[TASK] Identify every line in the records below that contains the word "Ethernet", and reproduce each one.

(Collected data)
>> START

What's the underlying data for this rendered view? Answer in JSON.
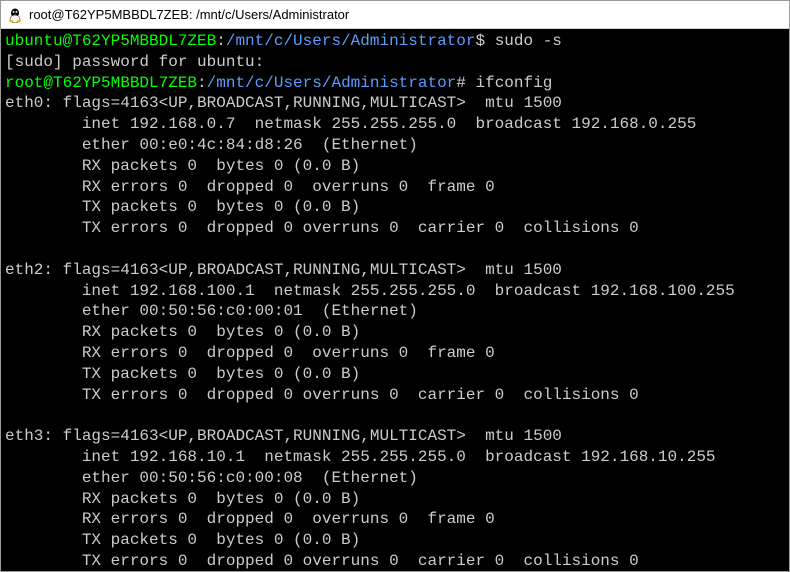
{
  "title": "root@T62YP5MBBDL7ZEB: /mnt/c/Users/Administrator",
  "prompt1": {
    "userhost": "ubuntu@T62YP5MBBDL7ZEB",
    "sep": ":",
    "path": "/mnt/c/Users/Administrator",
    "dollar": "$",
    "cmd": " sudo -s"
  },
  "sudo_line": "[sudo] password for ubuntu:",
  "prompt2": {
    "userhost": "root@T62YP5MBBDL7ZEB",
    "sep": ":",
    "path": "/mnt/c/Users/Administrator",
    "hash": "#",
    "cmd": " ifconfig"
  },
  "eth0": {
    "l1": "eth0: flags=4163<UP,BROADCAST,RUNNING,MULTICAST>  mtu 1500",
    "l2": "        inet 192.168.0.7  netmask 255.255.255.0  broadcast 192.168.0.255",
    "l3": "        ether 00:e0:4c:84:d8:26  (Ethernet)",
    "l4": "        RX packets 0  bytes 0 (0.0 B)",
    "l5": "        RX errors 0  dropped 0  overruns 0  frame 0",
    "l6": "        TX packets 0  bytes 0 (0.0 B)",
    "l7": "        TX errors 0  dropped 0 overruns 0  carrier 0  collisions 0"
  },
  "eth2": {
    "l1": "eth2: flags=4163<UP,BROADCAST,RUNNING,MULTICAST>  mtu 1500",
    "l2": "        inet 192.168.100.1  netmask 255.255.255.0  broadcast 192.168.100.255",
    "l3": "        ether 00:50:56:c0:00:01  (Ethernet)",
    "l4": "        RX packets 0  bytes 0 (0.0 B)",
    "l5": "        RX errors 0  dropped 0  overruns 0  frame 0",
    "l6": "        TX packets 0  bytes 0 (0.0 B)",
    "l7": "        TX errors 0  dropped 0 overruns 0  carrier 0  collisions 0"
  },
  "eth3": {
    "l1": "eth3: flags=4163<UP,BROADCAST,RUNNING,MULTICAST>  mtu 1500",
    "l2": "        inet 192.168.10.1  netmask 255.255.255.0  broadcast 192.168.10.255",
    "l3": "        ether 00:50:56:c0:00:08  (Ethernet)",
    "l4": "        RX packets 0  bytes 0 (0.0 B)",
    "l5": "        RX errors 0  dropped 0  overruns 0  frame 0",
    "l6": "        TX packets 0  bytes 0 (0.0 B)",
    "l7": "        TX errors 0  dropped 0 overruns 0  carrier 0  collisions 0"
  }
}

>> END

[FINISHED ANSWER]
    "l3": "        ether 00:e0:4c:84:d8:26  (Ethernet)",
    "l3": "        ether 00:50:56:c0:00:01  (Ethernet)",
    "l3": "        ether 00:50:56:c0:00:08  (Ethernet)",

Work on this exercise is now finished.